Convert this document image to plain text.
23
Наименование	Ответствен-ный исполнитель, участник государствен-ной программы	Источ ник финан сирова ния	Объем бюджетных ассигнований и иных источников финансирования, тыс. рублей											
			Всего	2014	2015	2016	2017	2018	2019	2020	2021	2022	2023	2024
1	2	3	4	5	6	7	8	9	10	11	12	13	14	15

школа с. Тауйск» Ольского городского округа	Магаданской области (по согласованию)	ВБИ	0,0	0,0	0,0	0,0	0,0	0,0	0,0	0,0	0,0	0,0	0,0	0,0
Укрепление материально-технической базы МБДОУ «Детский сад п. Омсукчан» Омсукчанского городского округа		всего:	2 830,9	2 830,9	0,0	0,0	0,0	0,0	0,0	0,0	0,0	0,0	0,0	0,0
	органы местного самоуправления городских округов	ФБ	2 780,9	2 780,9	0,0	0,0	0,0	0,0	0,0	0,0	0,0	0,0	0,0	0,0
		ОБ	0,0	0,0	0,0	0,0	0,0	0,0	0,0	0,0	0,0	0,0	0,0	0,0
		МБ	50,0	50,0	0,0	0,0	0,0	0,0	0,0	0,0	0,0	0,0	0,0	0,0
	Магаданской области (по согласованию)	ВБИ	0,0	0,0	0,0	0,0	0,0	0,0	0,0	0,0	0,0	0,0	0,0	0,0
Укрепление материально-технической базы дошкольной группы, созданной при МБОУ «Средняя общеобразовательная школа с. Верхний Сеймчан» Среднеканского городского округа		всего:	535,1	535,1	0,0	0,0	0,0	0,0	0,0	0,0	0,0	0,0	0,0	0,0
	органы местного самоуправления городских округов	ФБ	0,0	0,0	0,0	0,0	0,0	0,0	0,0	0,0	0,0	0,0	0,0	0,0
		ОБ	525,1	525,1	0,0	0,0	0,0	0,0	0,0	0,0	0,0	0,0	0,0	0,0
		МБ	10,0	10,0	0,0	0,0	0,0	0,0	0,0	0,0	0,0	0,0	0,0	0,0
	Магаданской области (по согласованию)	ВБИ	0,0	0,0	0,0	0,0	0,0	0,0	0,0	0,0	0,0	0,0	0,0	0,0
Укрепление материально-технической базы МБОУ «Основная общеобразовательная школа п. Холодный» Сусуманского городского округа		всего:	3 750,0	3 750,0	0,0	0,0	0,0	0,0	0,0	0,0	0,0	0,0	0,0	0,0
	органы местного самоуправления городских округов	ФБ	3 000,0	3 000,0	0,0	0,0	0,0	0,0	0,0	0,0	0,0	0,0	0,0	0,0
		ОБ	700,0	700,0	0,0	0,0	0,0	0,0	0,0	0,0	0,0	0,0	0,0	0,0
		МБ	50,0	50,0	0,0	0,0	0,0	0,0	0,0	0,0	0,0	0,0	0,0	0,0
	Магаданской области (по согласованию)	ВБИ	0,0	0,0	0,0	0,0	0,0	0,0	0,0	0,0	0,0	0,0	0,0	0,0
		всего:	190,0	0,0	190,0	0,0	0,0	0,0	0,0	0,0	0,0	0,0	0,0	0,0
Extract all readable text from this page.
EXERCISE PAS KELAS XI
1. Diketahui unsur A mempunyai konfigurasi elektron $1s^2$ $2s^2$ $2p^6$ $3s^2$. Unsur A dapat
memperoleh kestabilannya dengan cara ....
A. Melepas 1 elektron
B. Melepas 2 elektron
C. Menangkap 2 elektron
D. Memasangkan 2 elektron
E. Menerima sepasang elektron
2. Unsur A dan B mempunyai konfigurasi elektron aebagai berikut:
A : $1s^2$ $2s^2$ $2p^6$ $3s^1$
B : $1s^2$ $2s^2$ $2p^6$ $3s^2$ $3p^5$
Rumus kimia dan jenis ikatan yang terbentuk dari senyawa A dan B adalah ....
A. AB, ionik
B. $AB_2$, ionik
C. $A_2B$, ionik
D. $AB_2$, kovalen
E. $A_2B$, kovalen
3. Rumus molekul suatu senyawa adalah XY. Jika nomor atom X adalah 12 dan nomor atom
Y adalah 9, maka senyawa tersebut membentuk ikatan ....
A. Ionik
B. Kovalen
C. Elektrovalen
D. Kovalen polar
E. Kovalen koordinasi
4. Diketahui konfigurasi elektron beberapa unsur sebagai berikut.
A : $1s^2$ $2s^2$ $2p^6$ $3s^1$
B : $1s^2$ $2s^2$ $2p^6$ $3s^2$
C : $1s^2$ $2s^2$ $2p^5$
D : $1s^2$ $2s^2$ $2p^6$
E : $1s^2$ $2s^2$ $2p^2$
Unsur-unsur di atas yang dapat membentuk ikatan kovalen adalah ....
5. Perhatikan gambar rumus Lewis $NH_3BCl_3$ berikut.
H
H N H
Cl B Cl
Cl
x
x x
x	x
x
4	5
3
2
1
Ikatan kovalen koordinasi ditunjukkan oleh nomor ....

━━━━━━━━━━━━━━━━

Copy each line holding the word "membentuk" from the listing above.

* Answer to the problem
Y adalah 9, maka senyawa tersebut membentuk ikatan ....
Unsur-unsur di atas yang dapat membentuk ikatan kovalen adalah ....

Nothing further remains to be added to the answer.